EXERCISE REQUIREMENTS =
Retype the records below word for word and omit any image.

[START OF PROVIDED MATERIAL]

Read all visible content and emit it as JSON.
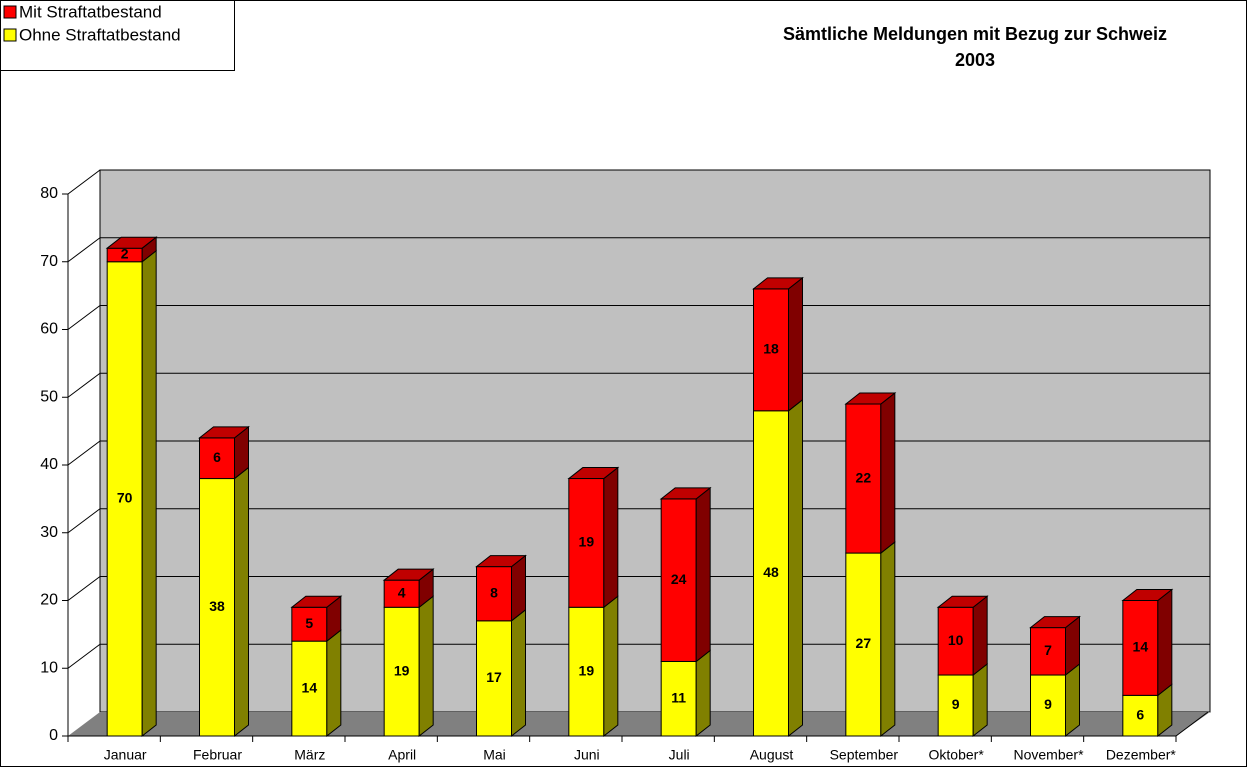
{
  "chart_data": {
    "type": "bar",
    "stacked": true,
    "title": "Sämtliche Meldungen mit Bezug zur Schweiz",
    "subtitle": "2003",
    "categories": [
      "Januar",
      "Februar",
      "März",
      "April",
      "Mai",
      "Juni",
      "Juli",
      "August",
      "September",
      "Oktober*",
      "November*",
      "Dezember*"
    ],
    "series": [
      {
        "name": "Ohne Straftatbestand",
        "color": "#ffff00",
        "values": [
          70,
          38,
          14,
          19,
          17,
          19,
          11,
          48,
          27,
          9,
          9,
          6
        ]
      },
      {
        "name": "Mit Straftatbestand",
        "color": "#ff0000",
        "values": [
          2,
          6,
          5,
          4,
          8,
          19,
          24,
          18,
          22,
          10,
          7,
          14
        ]
      }
    ],
    "ylim": [
      0,
      80
    ],
    "yticks": [
      0,
      10,
      20,
      30,
      40,
      50,
      60,
      70,
      80
    ],
    "grid": true,
    "legend": "top-left"
  }
}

[END OF PROVIDED MATERIAL]

REPLY =
Read all visible content and emit it as JSON.
{
  "chart_data": {
    "type": "bar",
    "stacked": true,
    "title": "Sämtliche Meldungen mit Bezug zur Schweiz",
    "subtitle": "2003",
    "categories": [
      "Januar",
      "Februar",
      "März",
      "April",
      "Mai",
      "Juni",
      "Juli",
      "August",
      "September",
      "Oktober*",
      "November*",
      "Dezember*"
    ],
    "series": [
      {
        "name": "Ohne Straftatbestand",
        "color": "#ffff00",
        "values": [
          70,
          38,
          14,
          19,
          17,
          19,
          11,
          48,
          27,
          9,
          9,
          6
        ]
      },
      {
        "name": "Mit Straftatbestand",
        "color": "#ff0000",
        "values": [
          2,
          6,
          5,
          4,
          8,
          19,
          24,
          18,
          22,
          10,
          7,
          14
        ]
      }
    ],
    "ylim": [
      0,
      80
    ],
    "yticks": [
      0,
      10,
      20,
      30,
      40,
      50,
      60,
      70,
      80
    ],
    "grid": true,
    "legend": "top-left"
  }
}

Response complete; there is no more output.